Collected data:
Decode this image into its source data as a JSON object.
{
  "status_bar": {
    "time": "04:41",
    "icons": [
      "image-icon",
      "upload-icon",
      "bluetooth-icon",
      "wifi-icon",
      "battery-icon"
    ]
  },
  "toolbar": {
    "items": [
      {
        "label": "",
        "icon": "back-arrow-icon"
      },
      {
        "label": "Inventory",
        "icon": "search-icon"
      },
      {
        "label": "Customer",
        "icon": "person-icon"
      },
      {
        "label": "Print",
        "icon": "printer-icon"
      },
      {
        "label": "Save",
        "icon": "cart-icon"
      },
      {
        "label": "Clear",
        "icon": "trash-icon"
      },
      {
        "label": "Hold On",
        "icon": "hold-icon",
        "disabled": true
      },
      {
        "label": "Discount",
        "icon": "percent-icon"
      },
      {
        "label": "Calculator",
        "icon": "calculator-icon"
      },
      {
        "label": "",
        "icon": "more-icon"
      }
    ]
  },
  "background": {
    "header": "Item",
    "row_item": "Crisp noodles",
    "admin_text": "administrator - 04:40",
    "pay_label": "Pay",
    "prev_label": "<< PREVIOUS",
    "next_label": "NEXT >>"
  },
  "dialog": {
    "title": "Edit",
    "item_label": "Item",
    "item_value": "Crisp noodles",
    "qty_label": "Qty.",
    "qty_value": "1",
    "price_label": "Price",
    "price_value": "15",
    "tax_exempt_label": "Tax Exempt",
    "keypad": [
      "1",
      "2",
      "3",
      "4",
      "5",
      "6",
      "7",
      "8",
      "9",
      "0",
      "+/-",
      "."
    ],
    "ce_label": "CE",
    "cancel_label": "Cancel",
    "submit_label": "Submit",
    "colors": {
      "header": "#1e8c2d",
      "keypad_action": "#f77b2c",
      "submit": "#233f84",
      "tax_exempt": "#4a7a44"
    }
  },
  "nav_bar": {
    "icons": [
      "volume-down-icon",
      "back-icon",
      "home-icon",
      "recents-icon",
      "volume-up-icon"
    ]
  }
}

• GIVEN REQUEST: Find each line holding the string "image" and copy it out.

• TASK SOLUTION:
Decode this image into its source data as a JSON object.
      "image-icon",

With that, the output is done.